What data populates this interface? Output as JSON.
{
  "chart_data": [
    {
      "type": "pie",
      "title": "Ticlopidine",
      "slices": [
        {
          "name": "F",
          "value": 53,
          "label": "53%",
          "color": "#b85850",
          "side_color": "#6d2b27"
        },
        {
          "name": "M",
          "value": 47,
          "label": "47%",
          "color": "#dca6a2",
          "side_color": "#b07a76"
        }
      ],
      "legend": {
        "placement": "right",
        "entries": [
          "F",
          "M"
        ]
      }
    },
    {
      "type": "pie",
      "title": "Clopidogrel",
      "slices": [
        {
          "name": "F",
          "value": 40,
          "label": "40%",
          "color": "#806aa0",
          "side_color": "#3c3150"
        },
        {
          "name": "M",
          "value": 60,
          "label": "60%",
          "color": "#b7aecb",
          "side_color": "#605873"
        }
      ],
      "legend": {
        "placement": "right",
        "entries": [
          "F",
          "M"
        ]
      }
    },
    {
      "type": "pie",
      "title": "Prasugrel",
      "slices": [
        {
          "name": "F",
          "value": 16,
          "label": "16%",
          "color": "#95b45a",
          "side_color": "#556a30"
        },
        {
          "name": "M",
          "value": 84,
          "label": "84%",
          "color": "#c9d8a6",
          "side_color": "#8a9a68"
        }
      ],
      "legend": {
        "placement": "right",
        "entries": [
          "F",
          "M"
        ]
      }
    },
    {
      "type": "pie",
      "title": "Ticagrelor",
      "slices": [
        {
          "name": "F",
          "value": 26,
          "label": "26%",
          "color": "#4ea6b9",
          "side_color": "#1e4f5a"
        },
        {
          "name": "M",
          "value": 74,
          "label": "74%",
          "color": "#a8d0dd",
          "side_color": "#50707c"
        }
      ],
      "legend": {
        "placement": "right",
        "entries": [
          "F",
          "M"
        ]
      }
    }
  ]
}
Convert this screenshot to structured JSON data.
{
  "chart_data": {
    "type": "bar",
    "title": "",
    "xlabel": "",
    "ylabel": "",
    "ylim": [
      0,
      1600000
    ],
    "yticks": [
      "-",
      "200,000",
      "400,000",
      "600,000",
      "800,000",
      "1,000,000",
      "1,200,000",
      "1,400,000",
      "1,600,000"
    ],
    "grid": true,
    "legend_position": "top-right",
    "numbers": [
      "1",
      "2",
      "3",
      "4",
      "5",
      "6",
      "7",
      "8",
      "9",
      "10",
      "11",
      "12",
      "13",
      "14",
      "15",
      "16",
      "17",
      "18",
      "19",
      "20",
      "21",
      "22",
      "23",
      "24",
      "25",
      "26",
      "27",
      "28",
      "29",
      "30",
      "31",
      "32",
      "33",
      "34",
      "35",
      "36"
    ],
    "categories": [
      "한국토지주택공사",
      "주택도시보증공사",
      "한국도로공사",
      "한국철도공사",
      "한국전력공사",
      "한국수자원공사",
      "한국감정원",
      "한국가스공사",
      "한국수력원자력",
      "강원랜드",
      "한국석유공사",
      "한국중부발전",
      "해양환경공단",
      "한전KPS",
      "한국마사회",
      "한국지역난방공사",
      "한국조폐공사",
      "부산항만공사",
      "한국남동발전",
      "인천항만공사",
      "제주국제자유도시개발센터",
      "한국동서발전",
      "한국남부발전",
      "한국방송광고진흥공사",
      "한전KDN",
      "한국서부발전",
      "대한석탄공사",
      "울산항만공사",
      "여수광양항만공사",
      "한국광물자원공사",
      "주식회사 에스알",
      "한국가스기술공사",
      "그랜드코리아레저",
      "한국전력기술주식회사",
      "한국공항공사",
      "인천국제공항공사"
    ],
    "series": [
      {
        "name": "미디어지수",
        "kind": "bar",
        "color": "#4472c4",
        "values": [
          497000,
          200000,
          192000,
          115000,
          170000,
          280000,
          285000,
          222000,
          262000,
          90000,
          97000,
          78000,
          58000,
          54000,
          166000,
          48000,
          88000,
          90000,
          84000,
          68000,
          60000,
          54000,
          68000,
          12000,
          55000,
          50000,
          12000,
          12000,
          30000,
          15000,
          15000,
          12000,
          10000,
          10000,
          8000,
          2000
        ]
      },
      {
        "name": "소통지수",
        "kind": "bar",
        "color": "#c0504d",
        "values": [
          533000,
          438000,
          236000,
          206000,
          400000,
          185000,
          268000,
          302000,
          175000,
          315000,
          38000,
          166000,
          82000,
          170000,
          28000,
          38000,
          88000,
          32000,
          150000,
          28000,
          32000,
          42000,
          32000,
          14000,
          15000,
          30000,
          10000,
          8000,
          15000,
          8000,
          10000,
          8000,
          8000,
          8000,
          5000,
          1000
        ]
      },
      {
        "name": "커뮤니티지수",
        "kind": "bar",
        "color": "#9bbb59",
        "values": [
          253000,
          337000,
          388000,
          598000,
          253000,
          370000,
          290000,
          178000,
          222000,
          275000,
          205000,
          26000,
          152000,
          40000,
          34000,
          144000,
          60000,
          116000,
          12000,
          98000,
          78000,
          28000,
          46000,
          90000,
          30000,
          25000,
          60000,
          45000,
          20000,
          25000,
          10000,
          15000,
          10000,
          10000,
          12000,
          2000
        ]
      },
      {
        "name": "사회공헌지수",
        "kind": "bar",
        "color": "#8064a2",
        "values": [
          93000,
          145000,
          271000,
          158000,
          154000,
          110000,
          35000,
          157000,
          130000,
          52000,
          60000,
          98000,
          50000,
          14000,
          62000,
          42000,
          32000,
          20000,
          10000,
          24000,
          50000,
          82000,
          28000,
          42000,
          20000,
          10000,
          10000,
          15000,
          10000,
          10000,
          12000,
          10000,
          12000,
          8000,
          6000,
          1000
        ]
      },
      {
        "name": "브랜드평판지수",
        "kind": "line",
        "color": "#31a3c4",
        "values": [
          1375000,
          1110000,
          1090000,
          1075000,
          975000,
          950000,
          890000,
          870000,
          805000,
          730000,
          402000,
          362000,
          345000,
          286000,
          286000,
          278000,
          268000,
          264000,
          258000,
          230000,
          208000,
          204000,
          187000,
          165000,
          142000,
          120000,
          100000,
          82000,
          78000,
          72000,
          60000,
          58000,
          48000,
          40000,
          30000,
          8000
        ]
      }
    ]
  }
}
_ _ _
## Problem requirements
Take the listing above and write it out again exactly.

## Expected output
What data populates this interface? Output as JSON.
{
  "chart_data": [
    {
      "type": "pie",
      "title": "Ticlopidine",
      "slices": [
        {
          "name": "F",
          "value": 53,
          "label": "53%",
          "color": "#b85850",
          "side_color": "#6d2b27"
        },
        {
          "name": "M",
          "value": 47,
          "label": "47%",
          "color": "#dca6a2",
          "side_color": "#b07a76"
        }
      ],
      "legend": {
        "placement": "right",
        "entries": [
          "F",
          "M"
        ]
      }
    },
    {
      "type": "pie",
      "title": "Clopidogrel",
      "slices": [
        {
          "name": "F",
          "value": 40,
          "label": "40%",
          "color": "#806aa0",
          "side_color": "#3c3150"
        },
        {
          "name": "M",
          "value": 60,
          "label": "60%",
          "color": "#b7aecb",
          "side_color": "#605873"
        }
      ],
      "legend": {
        "placement": "right",
        "entries": [
          "F",
          "M"
        ]
      }
    },
    {
      "type": "pie",
      "title": "Prasugrel",
      "slices": [
        {
          "name": "F",
          "value": 16,
          "label": "16%",
          "color": "#95b45a",
          "side_color": "#556a30"
        },
        {
          "name": "M",
          "value": 84,
          "label": "84%",
          "color": "#c9d8a6",
          "side_color": "#8a9a68"
        }
      ],
      "legend": {
        "placement": "right",
        "entries": [
          "F",
          "M"
        ]
      }
    },
    {
      "type": "pie",
      "title": "Ticagrelor",
      "slices": [
        {
          "name": "F",
          "value": 26,
          "label": "26%",
          "color": "#4ea6b9",
          "side_color": "#1e4f5a"
        },
        {
          "name": "M",
          "value": 74,
          "label": "74%",
          "color": "#a8d0dd",
          "side_color": "#50707c"
        }
      ],
      "legend": {
        "placement": "right",
        "entries": [
          "F",
          "M"
        ]
      }
    }
  ]
}
Convert this screenshot to structured JSON data.
{
  "chart_data": {
    "type": "bar",
    "title": "",
    "xlabel": "",
    "ylabel": "",
    "ylim": [
      0,
      1600000
    ],
    "yticks": [
      "-",
      "200,000",
      "400,000",
      "600,000",
      "800,000",
      "1,000,000",
      "1,200,000",
      "1,400,000",
      "1,600,000"
    ],
    "grid": true,
    "legend_position": "top-right",
    "numbers": [
      "1",
      "2",
      "3",
      "4",
      "5",
      "6",
      "7",
      "8",
      "9",
      "10",
      "11",
      "12",
      "13",
      "14",
      "15",
      "16",
      "17",
      "18",
      "19",
      "20",
      "21",
      "22",
      "23",
      "24",
      "25",
      "26",
      "27",
      "28",
      "29",
      "30",
      "31",
      "32",
      "33",
      "34",
      "35",
      "36"
    ],
    "categories": [
      "한국토지주택공사",
      "주택도시보증공사",
      "한국도로공사",
      "한국철도공사",
      "한국전력공사",
      "한국수자원공사",
      "한국감정원",
      "한국가스공사",
      "한국수력원자력",
      "강원랜드",
      "한국석유공사",
      "한국중부발전",
      "해양환경공단",
      "한전KPS",
      "한국마사회",
      "한국지역난방공사",
      "한국조폐공사",
      "부산항만공사",
      "한국남동발전",
      "인천항만공사",
      "제주국제자유도시개발센터",
      "한국동서발전",
      "한국남부발전",
      "한국방송광고진흥공사",
      "한전KDN",
      "한국서부발전",
      "대한석탄공사",
      "울산항만공사",
      "여수광양항만공사",
      "한국광물자원공사",
      "주식회사 에스알",
      "한국가스기술공사",
      "그랜드코리아레저",
      "한국전력기술주식회사",
      "한국공항공사",
      "인천국제공항공사"
    ],
    "series": [
      {
        "name": "미디어지수",
        "kind": "bar",
        "color": "#4472c4",
        "values": [
          497000,
          200000,
          192000,
          115000,
          170000,
          280000,
          285000,
          222000,
          262000,
          90000,
          97000,
          78000,
          58000,
          54000,
          166000,
          48000,
          88000,
          90000,
          84000,
          68000,
          60000,
          54000,
          68000,
          12000,
          55000,
          50000,
          12000,
          12000,
          30000,
          15000,
          15000,
          12000,
          10000,
          10000,
          8000,
          2000
        ]
      },
      {
        "name": "소통지수",
        "kind": "bar",
        "color": "#c0504d",
        "values": [
          533000,
          438000,
          236000,
          206000,
          400000,
          185000,
          268000,
          302000,
          175000,
          315000,
          38000,
          166000,
          82000,
          170000,
          28000,
          38000,
          88000,
          32000,
          150000,
          28000,
          32000,
          42000,
          32000,
          14000,
          15000,
          30000,
          10000,
          8000,
          15000,
          8000,
          10000,
          8000,
          8000,
          8000,
          5000,
          1000
        ]
      },
      {
        "name": "커뮤니티지수",
        "kind": "bar",
        "color": "#9bbb59",
        "values": [
          253000,
          337000,
          388000,
          598000,
          253000,
          370000,
          290000,
          178000,
          222000,
          275000,
          205000,
          26000,
          152000,
          40000,
          34000,
          144000,
          60000,
          116000,
          12000,
          98000,
          78000,
          28000,
          46000,
          90000,
          30000,
          25000,
          60000,
          45000,
          20000,
          25000,
          10000,
          15000,
          10000,
          10000,
          12000,
          2000
        ]
      },
      {
        "name": "사회공헌지수",
        "kind": "bar",
        "color": "#8064a2",
        "values": [
          93000,
          145000,
          271000,
          158000,
          154000,
          110000,
          35000,
          157000,
          130000,
          52000,
          60000,
          98000,
          50000,
          14000,
          62000,
          42000,
          32000,
          20000,
          10000,
          24000,
          50000,
          82000,
          28000,
          42000,
          20000,
          10000,
          10000,
          15000,
          10000,
          10000,
          12000,
          10000,
          12000,
          8000,
          6000,
          1000
        ]
      },
      {
        "name": "브랜드평판지수",
        "kind": "line",
        "color": "#31a3c4",
        "values": [
          1375000,
          1110000,
          1090000,
          1075000,
          975000,
          950000,
          890000,
          870000,
          805000,
          730000,
          402000,
          362000,
          345000,
          286000,
          286000,
          278000,
          268000,
          264000,
          258000,
          230000,
          208000,
          204000,
          187000,
          165000,
          142000,
          120000,
          100000,
          82000,
          78000,
          72000,
          60000,
          58000,
          48000,
          40000,
          30000,
          8000
        ]
      }
    ]
  }
}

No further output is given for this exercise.